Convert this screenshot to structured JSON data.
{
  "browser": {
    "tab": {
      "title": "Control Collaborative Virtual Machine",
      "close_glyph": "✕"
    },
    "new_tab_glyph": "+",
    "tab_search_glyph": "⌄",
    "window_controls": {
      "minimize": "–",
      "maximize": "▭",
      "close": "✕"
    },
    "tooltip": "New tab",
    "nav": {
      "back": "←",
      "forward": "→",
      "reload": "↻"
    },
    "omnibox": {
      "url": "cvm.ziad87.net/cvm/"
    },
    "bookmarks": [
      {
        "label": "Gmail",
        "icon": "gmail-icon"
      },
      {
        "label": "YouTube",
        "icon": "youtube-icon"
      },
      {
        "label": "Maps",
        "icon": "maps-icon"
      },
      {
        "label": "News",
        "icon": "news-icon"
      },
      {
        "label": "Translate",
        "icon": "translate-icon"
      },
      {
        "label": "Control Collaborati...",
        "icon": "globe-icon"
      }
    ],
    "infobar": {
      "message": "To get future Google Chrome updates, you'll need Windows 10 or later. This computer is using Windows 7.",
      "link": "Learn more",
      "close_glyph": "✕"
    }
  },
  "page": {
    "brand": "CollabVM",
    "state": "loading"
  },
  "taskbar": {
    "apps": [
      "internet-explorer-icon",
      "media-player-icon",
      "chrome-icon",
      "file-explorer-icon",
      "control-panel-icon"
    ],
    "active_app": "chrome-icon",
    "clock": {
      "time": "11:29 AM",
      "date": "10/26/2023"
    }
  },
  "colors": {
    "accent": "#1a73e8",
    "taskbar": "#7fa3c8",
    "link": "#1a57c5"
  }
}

_ _ _ _

:: The problem ::
Would you reproduce the material above in full, exactly as given?

:: Solution for this task ::
Convert this screenshot to structured JSON data.
{
  "browser": {
    "tab": {
      "title": "Control Collaborative Virtual Machine",
      "close_glyph": "✕"
    },
    "new_tab_glyph": "+",
    "tab_search_glyph": "⌄",
    "window_controls": {
      "minimize": "–",
      "maximize": "▭",
      "close": "✕"
    },
    "tooltip": "New tab",
    "nav": {
      "back": "←",
      "forward": "→",
      "reload": "↻"
    },
    "omnibox": {
      "url": "cvm.ziad87.net/cvm/"
    },
    "bookmarks": [
      {
        "label": "Gmail",
        "icon": "gmail-icon"
      },
      {
        "label": "YouTube",
        "icon": "youtube-icon"
      },
      {
        "label": "Maps",
        "icon": "maps-icon"
      },
      {
        "label": "News",
        "icon": "news-icon"
      },
      {
        "label": "Translate",
        "icon": "translate-icon"
      },
      {
        "label": "Control Collaborati...",
        "icon": "globe-icon"
      }
    ],
    "infobar": {
      "message": "To get future Google Chrome updates, you'll need Windows 10 or later. This computer is using Windows 7.",
      "link": "Learn more",
      "close_glyph": "✕"
    }
  },
  "page": {
    "brand": "CollabVM",
    "state": "loading"
  },
  "taskbar": {
    "apps": [
      "internet-explorer-icon",
      "media-player-icon",
      "chrome-icon",
      "file-explorer-icon",
      "control-panel-icon"
    ],
    "active_app": "chrome-icon",
    "clock": {
      "time": "11:29 AM",
      "date": "10/26/2023"
    }
  },
  "colors": {
    "accent": "#1a73e8",
    "taskbar": "#7fa3c8",
    "link": "#1a57c5"
  }
}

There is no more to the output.